▶ [Records that describe figures]
- - - - -
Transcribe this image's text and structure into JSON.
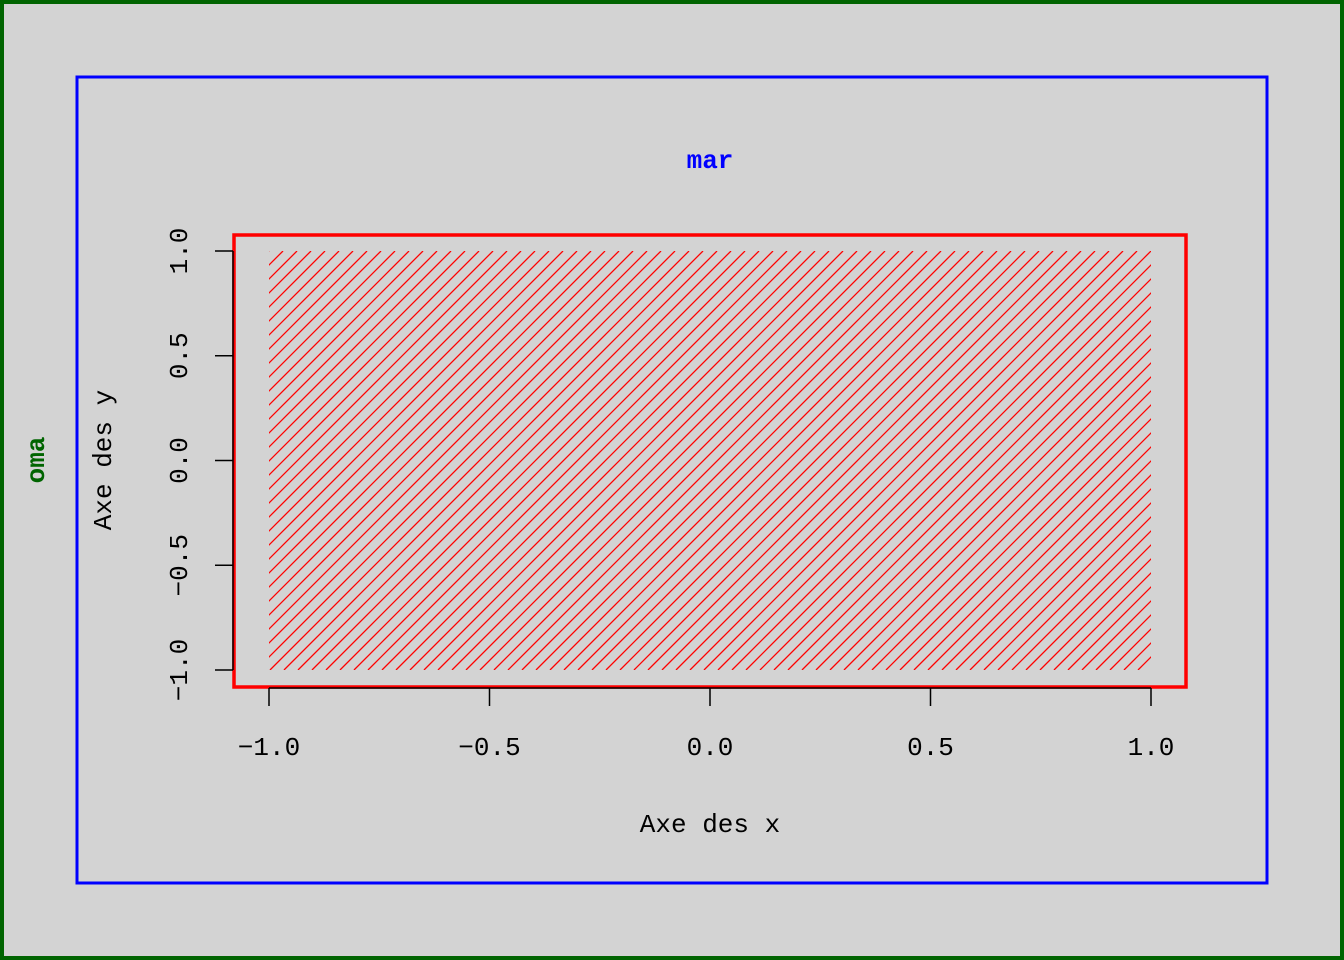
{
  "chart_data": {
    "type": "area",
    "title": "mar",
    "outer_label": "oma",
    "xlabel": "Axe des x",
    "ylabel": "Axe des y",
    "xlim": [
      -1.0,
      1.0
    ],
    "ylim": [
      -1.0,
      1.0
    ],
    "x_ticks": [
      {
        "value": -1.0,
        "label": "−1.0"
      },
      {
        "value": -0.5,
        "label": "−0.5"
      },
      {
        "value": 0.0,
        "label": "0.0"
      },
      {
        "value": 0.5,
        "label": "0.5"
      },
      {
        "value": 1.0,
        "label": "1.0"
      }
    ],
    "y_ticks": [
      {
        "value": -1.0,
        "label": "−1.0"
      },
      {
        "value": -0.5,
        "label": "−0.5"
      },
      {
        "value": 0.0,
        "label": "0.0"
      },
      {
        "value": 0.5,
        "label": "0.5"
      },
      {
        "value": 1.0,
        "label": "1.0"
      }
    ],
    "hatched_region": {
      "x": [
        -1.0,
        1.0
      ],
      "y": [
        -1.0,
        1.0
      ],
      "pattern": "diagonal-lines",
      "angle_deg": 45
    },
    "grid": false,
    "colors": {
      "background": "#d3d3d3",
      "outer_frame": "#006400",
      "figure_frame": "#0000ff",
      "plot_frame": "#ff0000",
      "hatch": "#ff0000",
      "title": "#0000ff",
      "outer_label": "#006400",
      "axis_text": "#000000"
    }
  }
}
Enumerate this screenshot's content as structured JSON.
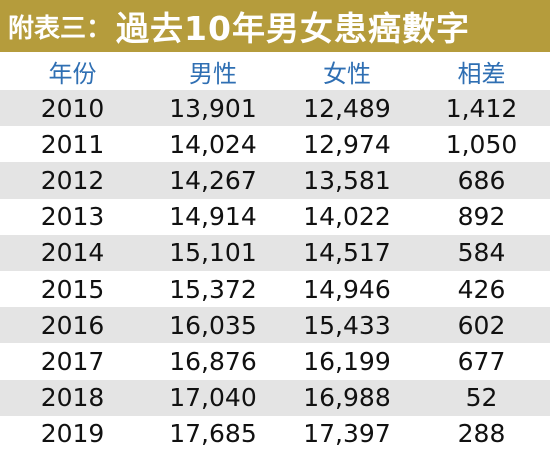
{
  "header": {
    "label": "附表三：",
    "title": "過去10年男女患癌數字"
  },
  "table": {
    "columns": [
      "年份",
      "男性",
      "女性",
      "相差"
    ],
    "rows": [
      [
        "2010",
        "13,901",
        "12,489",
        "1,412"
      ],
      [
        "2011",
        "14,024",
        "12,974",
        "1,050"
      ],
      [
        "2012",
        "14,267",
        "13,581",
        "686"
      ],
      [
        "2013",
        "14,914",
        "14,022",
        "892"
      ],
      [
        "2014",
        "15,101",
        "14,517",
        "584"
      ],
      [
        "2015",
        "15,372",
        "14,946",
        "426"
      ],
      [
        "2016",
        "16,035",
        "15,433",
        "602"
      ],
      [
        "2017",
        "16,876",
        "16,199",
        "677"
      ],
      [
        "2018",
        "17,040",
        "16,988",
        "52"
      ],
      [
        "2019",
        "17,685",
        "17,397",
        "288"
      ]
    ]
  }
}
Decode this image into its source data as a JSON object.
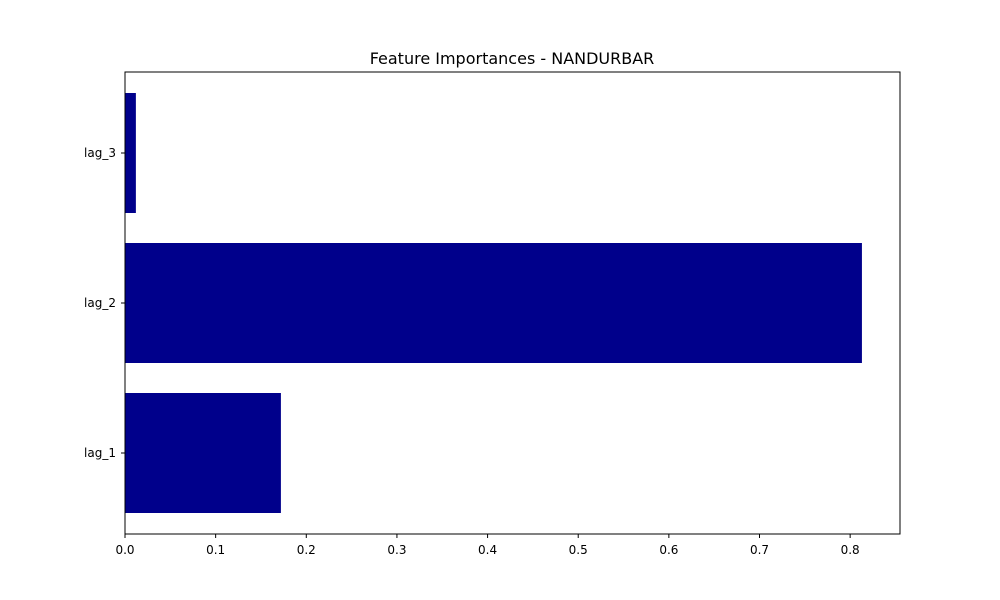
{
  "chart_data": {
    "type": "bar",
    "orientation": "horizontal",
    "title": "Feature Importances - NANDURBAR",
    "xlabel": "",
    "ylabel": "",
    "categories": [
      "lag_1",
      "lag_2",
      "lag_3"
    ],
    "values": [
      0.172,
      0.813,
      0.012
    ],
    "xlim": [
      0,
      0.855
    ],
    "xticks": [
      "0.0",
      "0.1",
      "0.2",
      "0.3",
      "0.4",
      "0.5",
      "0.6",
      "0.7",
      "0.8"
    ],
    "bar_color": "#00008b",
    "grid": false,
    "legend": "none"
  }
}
- - - - -
▶ [What you need to do] Extract, verbatim and alone, the lines from the line that contains "Decode this image" to the last line of the records, inclusive; drop any picture.

▶ [Output of the task]
Decode this image into its source data as a JSON object.
{
  "chart_data": {
    "type": "bar",
    "orientation": "horizontal",
    "title": "Feature Importances - NANDURBAR",
    "xlabel": "",
    "ylabel": "",
    "categories": [
      "lag_1",
      "lag_2",
      "lag_3"
    ],
    "values": [
      0.172,
      0.813,
      0.012
    ],
    "xlim": [
      0,
      0.855
    ],
    "xticks": [
      "0.0",
      "0.1",
      "0.2",
      "0.3",
      "0.4",
      "0.5",
      "0.6",
      "0.7",
      "0.8"
    ],
    "bar_color": "#00008b",
    "grid": false,
    "legend": "none"
  }
}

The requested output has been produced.